Aim
Check each line for the word "Estado" and report how many have it. Give nothing else.

Given records
• • • •
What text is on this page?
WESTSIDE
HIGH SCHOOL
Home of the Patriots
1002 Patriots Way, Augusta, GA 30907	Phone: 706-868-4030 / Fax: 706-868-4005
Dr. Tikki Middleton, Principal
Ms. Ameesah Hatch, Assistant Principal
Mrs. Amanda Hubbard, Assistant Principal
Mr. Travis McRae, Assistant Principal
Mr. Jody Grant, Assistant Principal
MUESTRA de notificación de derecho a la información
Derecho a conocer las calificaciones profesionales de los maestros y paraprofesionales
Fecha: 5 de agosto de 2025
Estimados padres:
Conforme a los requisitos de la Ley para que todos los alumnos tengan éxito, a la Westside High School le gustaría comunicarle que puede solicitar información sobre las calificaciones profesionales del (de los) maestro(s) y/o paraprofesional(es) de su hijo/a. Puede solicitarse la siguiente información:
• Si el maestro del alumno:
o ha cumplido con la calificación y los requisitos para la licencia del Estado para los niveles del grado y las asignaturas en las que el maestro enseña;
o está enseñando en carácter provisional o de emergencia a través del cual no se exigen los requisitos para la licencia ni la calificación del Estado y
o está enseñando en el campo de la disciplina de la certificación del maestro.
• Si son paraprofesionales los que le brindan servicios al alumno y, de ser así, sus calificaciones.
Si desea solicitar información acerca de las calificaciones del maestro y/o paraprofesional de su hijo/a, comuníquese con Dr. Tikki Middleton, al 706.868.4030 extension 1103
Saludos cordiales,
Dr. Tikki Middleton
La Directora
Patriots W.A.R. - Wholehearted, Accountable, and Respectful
• • • •
Reply to the exercise
2